■ Task input
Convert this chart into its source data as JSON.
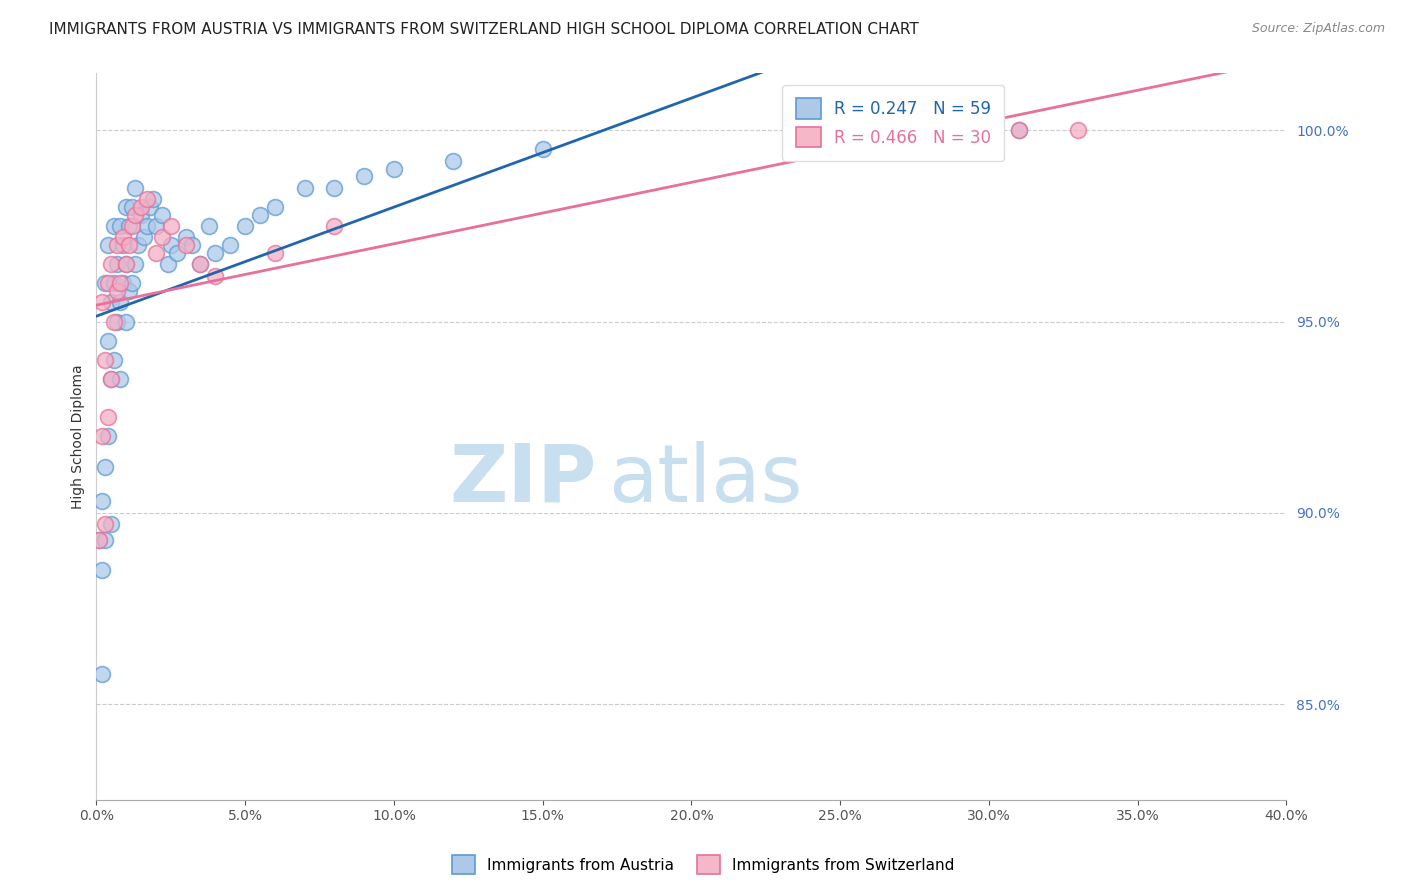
{
  "title": "IMMIGRANTS FROM AUSTRIA VS IMMIGRANTS FROM SWITZERLAND HIGH SCHOOL DIPLOMA CORRELATION CHART",
  "source": "Source: ZipAtlas.com",
  "xlabel": "",
  "ylabel": "High School Diploma",
  "xlim": [
    0.0,
    0.4
  ],
  "ylim": [
    0.825,
    1.015
  ],
  "xticks": [
    0.0,
    0.05,
    0.1,
    0.15,
    0.2,
    0.25,
    0.3,
    0.35,
    0.4
  ],
  "yticks": [
    0.85,
    0.9,
    0.95,
    1.0
  ],
  "austria_x": [
    0.001,
    0.002,
    0.002,
    0.002,
    0.003,
    0.003,
    0.003,
    0.004,
    0.004,
    0.004,
    0.005,
    0.005,
    0.005,
    0.006,
    0.006,
    0.006,
    0.007,
    0.007,
    0.008,
    0.008,
    0.008,
    0.009,
    0.009,
    0.01,
    0.01,
    0.01,
    0.011,
    0.011,
    0.012,
    0.012,
    0.013,
    0.013,
    0.014,
    0.015,
    0.016,
    0.017,
    0.018,
    0.019,
    0.02,
    0.022,
    0.024,
    0.025,
    0.027,
    0.03,
    0.032,
    0.035,
    0.038,
    0.04,
    0.045,
    0.05,
    0.055,
    0.06,
    0.07,
    0.08,
    0.09,
    0.1,
    0.12,
    0.15,
    0.31
  ],
  "austria_y": [
    0.893,
    0.858,
    0.885,
    0.903,
    0.893,
    0.912,
    0.96,
    0.92,
    0.945,
    0.97,
    0.897,
    0.935,
    0.955,
    0.94,
    0.96,
    0.975,
    0.95,
    0.965,
    0.935,
    0.955,
    0.975,
    0.96,
    0.97,
    0.95,
    0.965,
    0.98,
    0.958,
    0.975,
    0.96,
    0.98,
    0.965,
    0.985,
    0.97,
    0.978,
    0.972,
    0.975,
    0.98,
    0.982,
    0.975,
    0.978,
    0.965,
    0.97,
    0.968,
    0.972,
    0.97,
    0.965,
    0.975,
    0.968,
    0.97,
    0.975,
    0.978,
    0.98,
    0.985,
    0.985,
    0.988,
    0.99,
    0.992,
    0.995,
    1.0
  ],
  "switzerland_x": [
    0.001,
    0.002,
    0.002,
    0.003,
    0.003,
    0.004,
    0.004,
    0.005,
    0.005,
    0.006,
    0.007,
    0.007,
    0.008,
    0.009,
    0.01,
    0.011,
    0.012,
    0.013,
    0.015,
    0.017,
    0.02,
    0.022,
    0.025,
    0.03,
    0.035,
    0.04,
    0.06,
    0.08,
    0.31,
    0.33
  ],
  "switzerland_y": [
    0.893,
    0.92,
    0.955,
    0.897,
    0.94,
    0.925,
    0.96,
    0.935,
    0.965,
    0.95,
    0.958,
    0.97,
    0.96,
    0.972,
    0.965,
    0.97,
    0.975,
    0.978,
    0.98,
    0.982,
    0.968,
    0.972,
    0.975,
    0.97,
    0.965,
    0.962,
    0.968,
    0.975,
    1.0,
    1.0
  ],
  "austria_R": 0.247,
  "austria_N": 59,
  "switzerland_R": 0.466,
  "switzerland_N": 30,
  "austria_color": "#aec9e8",
  "switzerland_color": "#f4afc4",
  "austria_edge_color": "#5b9bd5",
  "switzerland_edge_color": "#e87099",
  "austria_line_color": "#2166ac",
  "switzerland_line_color": "#e87099",
  "legend_austria_fill": "#aec9e8",
  "legend_switzerland_fill": "#f4b8c8",
  "title_fontsize": 11,
  "axis_label_fontsize": 10,
  "tick_fontsize": 10,
  "source_fontsize": 9,
  "legend_fontsize": 12,
  "background_color": "#ffffff",
  "grid_color": "#cccccc",
  "watermark_zip": "ZIP",
  "watermark_atlas": "atlas",
  "watermark_color_zip": "#c8dff0",
  "watermark_color_atlas": "#c8dff0",
  "watermark_fontsize": 58
}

■ Exercise goal
Every record above should be written out again exactly; the pictures stay out of the copy.

■ Written solution
Convert this chart into its source data as JSON.
{
  "title": "IMMIGRANTS FROM AUSTRIA VS IMMIGRANTS FROM SWITZERLAND HIGH SCHOOL DIPLOMA CORRELATION CHART",
  "source": "Source: ZipAtlas.com",
  "xlabel": "",
  "ylabel": "High School Diploma",
  "xlim": [
    0.0,
    0.4
  ],
  "ylim": [
    0.825,
    1.015
  ],
  "xticks": [
    0.0,
    0.05,
    0.1,
    0.15,
    0.2,
    0.25,
    0.3,
    0.35,
    0.4
  ],
  "yticks": [
    0.85,
    0.9,
    0.95,
    1.0
  ],
  "austria_x": [
    0.001,
    0.002,
    0.002,
    0.002,
    0.003,
    0.003,
    0.003,
    0.004,
    0.004,
    0.004,
    0.005,
    0.005,
    0.005,
    0.006,
    0.006,
    0.006,
    0.007,
    0.007,
    0.008,
    0.008,
    0.008,
    0.009,
    0.009,
    0.01,
    0.01,
    0.01,
    0.011,
    0.011,
    0.012,
    0.012,
    0.013,
    0.013,
    0.014,
    0.015,
    0.016,
    0.017,
    0.018,
    0.019,
    0.02,
    0.022,
    0.024,
    0.025,
    0.027,
    0.03,
    0.032,
    0.035,
    0.038,
    0.04,
    0.045,
    0.05,
    0.055,
    0.06,
    0.07,
    0.08,
    0.09,
    0.1,
    0.12,
    0.15,
    0.31
  ],
  "austria_y": [
    0.893,
    0.858,
    0.885,
    0.903,
    0.893,
    0.912,
    0.96,
    0.92,
    0.945,
    0.97,
    0.897,
    0.935,
    0.955,
    0.94,
    0.96,
    0.975,
    0.95,
    0.965,
    0.935,
    0.955,
    0.975,
    0.96,
    0.97,
    0.95,
    0.965,
    0.98,
    0.958,
    0.975,
    0.96,
    0.98,
    0.965,
    0.985,
    0.97,
    0.978,
    0.972,
    0.975,
    0.98,
    0.982,
    0.975,
    0.978,
    0.965,
    0.97,
    0.968,
    0.972,
    0.97,
    0.965,
    0.975,
    0.968,
    0.97,
    0.975,
    0.978,
    0.98,
    0.985,
    0.985,
    0.988,
    0.99,
    0.992,
    0.995,
    1.0
  ],
  "switzerland_x": [
    0.001,
    0.002,
    0.002,
    0.003,
    0.003,
    0.004,
    0.004,
    0.005,
    0.005,
    0.006,
    0.007,
    0.007,
    0.008,
    0.009,
    0.01,
    0.011,
    0.012,
    0.013,
    0.015,
    0.017,
    0.02,
    0.022,
    0.025,
    0.03,
    0.035,
    0.04,
    0.06,
    0.08,
    0.31,
    0.33
  ],
  "switzerland_y": [
    0.893,
    0.92,
    0.955,
    0.897,
    0.94,
    0.925,
    0.96,
    0.935,
    0.965,
    0.95,
    0.958,
    0.97,
    0.96,
    0.972,
    0.965,
    0.97,
    0.975,
    0.978,
    0.98,
    0.982,
    0.968,
    0.972,
    0.975,
    0.97,
    0.965,
    0.962,
    0.968,
    0.975,
    1.0,
    1.0
  ],
  "austria_R": 0.247,
  "austria_N": 59,
  "switzerland_R": 0.466,
  "switzerland_N": 30,
  "austria_color": "#aec9e8",
  "switzerland_color": "#f4afc4",
  "austria_edge_color": "#5b9bd5",
  "switzerland_edge_color": "#e87099",
  "austria_line_color": "#2166ac",
  "switzerland_line_color": "#e87099",
  "legend_austria_fill": "#aec9e8",
  "legend_switzerland_fill": "#f4b8c8",
  "title_fontsize": 11,
  "axis_label_fontsize": 10,
  "tick_fontsize": 10,
  "source_fontsize": 9,
  "legend_fontsize": 12,
  "background_color": "#ffffff",
  "grid_color": "#cccccc",
  "watermark_zip": "ZIP",
  "watermark_atlas": "atlas",
  "watermark_color_zip": "#c8dff0",
  "watermark_color_atlas": "#c8dff0",
  "watermark_fontsize": 58
}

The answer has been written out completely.